___ Stored rows ___
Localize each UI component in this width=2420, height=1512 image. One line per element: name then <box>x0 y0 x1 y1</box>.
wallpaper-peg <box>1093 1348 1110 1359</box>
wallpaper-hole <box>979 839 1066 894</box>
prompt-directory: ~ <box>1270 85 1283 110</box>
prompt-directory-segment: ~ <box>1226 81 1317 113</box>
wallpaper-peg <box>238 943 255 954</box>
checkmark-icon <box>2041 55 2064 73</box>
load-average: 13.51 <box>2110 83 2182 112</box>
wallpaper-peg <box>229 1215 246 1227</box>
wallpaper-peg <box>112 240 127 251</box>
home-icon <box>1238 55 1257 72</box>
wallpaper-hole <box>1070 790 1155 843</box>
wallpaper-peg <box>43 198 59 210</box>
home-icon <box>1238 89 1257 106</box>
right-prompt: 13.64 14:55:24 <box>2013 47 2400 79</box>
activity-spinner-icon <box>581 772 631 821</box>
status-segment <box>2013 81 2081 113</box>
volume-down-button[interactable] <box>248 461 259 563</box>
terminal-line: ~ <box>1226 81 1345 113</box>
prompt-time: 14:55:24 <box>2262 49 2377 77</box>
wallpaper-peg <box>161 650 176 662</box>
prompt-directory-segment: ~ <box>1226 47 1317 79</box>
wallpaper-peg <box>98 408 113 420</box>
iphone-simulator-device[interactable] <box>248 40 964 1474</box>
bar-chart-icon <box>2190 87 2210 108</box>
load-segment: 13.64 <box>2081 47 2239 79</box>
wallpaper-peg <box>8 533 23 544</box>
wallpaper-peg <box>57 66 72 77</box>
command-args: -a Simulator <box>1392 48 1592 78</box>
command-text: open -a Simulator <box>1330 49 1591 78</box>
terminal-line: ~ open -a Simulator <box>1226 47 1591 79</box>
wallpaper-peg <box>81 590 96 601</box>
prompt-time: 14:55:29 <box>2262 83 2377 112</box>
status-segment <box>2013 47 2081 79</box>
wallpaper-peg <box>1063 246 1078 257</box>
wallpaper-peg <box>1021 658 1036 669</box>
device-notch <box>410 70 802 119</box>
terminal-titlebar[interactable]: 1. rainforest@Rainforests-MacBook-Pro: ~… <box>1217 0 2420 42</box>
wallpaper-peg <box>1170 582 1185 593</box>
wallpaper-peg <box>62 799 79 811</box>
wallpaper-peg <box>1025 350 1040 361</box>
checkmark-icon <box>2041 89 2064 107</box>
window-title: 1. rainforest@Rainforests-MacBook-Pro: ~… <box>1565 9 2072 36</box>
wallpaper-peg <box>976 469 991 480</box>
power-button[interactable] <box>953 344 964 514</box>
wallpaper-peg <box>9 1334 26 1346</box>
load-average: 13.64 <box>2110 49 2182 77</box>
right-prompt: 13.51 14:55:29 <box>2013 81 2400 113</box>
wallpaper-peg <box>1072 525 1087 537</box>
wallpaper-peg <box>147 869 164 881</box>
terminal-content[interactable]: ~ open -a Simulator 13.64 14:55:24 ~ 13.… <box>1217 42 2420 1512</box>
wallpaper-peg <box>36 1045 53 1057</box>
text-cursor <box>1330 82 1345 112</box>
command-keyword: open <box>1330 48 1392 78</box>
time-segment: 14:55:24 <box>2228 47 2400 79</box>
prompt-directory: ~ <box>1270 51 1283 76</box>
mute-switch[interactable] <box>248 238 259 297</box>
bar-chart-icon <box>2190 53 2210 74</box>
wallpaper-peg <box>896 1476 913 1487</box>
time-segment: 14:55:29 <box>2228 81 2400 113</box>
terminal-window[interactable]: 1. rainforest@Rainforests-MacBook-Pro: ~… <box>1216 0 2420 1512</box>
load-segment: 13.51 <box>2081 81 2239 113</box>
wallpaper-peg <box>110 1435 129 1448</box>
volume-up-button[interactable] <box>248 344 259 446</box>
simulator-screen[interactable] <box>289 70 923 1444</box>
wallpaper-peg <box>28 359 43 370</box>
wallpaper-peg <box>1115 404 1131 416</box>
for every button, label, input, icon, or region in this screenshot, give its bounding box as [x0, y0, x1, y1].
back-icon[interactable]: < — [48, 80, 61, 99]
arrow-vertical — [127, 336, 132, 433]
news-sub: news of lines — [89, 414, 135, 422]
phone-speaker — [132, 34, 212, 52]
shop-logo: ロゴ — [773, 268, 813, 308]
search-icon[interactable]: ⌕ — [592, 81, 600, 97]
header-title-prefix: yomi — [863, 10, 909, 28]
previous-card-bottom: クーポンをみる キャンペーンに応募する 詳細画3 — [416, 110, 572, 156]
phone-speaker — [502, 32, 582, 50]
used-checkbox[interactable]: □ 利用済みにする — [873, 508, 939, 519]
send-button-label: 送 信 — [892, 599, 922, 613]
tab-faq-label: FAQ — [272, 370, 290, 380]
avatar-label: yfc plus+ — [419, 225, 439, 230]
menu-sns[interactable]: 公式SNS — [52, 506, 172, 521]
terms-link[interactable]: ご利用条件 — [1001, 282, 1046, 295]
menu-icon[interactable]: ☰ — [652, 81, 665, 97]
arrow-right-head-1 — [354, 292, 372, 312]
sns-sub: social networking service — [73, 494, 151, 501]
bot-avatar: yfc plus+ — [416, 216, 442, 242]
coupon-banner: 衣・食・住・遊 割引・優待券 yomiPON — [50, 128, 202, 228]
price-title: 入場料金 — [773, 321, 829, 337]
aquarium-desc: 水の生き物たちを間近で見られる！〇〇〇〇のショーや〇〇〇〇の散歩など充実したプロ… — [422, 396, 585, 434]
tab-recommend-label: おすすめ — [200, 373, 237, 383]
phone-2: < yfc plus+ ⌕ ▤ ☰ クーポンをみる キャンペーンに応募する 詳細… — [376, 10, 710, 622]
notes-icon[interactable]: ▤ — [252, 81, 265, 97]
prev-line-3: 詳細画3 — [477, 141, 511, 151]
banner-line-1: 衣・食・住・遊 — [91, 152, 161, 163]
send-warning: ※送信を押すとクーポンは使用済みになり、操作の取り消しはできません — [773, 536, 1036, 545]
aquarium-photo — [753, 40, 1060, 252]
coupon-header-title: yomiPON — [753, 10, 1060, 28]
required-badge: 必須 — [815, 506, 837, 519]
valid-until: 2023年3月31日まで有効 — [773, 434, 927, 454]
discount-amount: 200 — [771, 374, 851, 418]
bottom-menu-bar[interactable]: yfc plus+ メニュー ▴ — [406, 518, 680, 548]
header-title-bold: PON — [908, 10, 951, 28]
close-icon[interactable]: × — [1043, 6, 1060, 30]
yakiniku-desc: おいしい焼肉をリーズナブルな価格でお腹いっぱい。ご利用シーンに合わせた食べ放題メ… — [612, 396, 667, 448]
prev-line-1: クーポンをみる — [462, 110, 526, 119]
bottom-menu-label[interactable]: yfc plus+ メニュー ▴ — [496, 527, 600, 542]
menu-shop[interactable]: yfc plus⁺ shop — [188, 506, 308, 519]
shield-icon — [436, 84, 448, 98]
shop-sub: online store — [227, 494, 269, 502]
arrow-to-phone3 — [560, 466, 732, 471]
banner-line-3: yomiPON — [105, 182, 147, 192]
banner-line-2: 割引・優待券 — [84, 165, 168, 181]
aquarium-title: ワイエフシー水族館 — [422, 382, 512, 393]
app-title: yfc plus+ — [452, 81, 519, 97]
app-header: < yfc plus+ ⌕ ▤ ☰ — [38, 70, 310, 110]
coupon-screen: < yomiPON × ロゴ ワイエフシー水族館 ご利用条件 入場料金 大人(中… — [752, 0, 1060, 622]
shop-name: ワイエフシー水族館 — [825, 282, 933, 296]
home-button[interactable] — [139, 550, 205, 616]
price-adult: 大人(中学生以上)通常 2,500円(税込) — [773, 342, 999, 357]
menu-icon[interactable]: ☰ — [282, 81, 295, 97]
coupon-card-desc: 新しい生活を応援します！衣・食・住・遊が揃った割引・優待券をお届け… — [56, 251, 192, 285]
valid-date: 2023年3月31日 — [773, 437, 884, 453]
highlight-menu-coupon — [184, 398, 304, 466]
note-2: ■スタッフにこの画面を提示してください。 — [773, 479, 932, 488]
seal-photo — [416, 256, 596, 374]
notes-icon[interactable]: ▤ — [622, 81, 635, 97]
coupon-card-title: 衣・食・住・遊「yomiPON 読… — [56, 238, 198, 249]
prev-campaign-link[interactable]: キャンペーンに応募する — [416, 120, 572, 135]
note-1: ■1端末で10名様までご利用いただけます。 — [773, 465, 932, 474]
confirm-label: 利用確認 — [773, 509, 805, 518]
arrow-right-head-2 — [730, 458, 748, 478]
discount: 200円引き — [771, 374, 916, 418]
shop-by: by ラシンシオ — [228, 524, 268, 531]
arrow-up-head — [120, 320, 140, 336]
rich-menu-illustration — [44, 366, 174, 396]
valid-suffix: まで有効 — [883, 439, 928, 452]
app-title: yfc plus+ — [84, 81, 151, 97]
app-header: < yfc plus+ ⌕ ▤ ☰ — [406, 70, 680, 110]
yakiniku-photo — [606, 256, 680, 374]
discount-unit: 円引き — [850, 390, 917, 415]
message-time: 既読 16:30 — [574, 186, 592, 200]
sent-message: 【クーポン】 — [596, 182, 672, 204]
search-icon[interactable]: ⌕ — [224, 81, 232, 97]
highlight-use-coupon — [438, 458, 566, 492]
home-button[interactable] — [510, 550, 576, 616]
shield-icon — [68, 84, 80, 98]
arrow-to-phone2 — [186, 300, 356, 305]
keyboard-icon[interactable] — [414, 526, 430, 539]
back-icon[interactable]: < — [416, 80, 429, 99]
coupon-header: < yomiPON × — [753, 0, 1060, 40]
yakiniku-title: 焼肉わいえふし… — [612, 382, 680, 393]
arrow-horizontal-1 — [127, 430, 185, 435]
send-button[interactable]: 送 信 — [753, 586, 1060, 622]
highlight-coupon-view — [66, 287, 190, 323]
___
[What is expected]: Rewrite the part of the listing that runs from its first line through the line containing "load-segment: 13.64 <box>2081", substituting "wallpaper-pin" for "wallpaper-peg" and keeping everything else as it is.

[Finished exercise]:
Localize each UI component in this width=2420, height=1512 image. One line per element: name then <box>x0 y0 x1 y1</box>.
wallpaper-pin <box>1093 1348 1110 1359</box>
wallpaper-hole <box>979 839 1066 894</box>
prompt-directory: ~ <box>1270 85 1283 110</box>
prompt-directory-segment: ~ <box>1226 81 1317 113</box>
wallpaper-pin <box>238 943 255 954</box>
checkmark-icon <box>2041 55 2064 73</box>
load-average: 13.51 <box>2110 83 2182 112</box>
wallpaper-pin <box>229 1215 246 1227</box>
wallpaper-pin <box>112 240 127 251</box>
home-icon <box>1238 55 1257 72</box>
wallpaper-hole <box>1070 790 1155 843</box>
wallpaper-pin <box>43 198 59 210</box>
home-icon <box>1238 89 1257 106</box>
right-prompt: 13.64 14:55:24 <box>2013 47 2400 79</box>
activity-spinner-icon <box>581 772 631 821</box>
status-segment <box>2013 81 2081 113</box>
volume-down-button[interactable] <box>248 461 259 563</box>
terminal-line: ~ <box>1226 81 1345 113</box>
prompt-time: 14:55:24 <box>2262 49 2377 77</box>
wallpaper-pin <box>161 650 176 662</box>
prompt-directory-segment: ~ <box>1226 47 1317 79</box>
wallpaper-pin <box>98 408 113 420</box>
iphone-simulator-device[interactable] <box>248 40 964 1474</box>
bar-chart-icon <box>2190 87 2210 108</box>
load-segment: 13.64 <box>2081 47 2239 79</box>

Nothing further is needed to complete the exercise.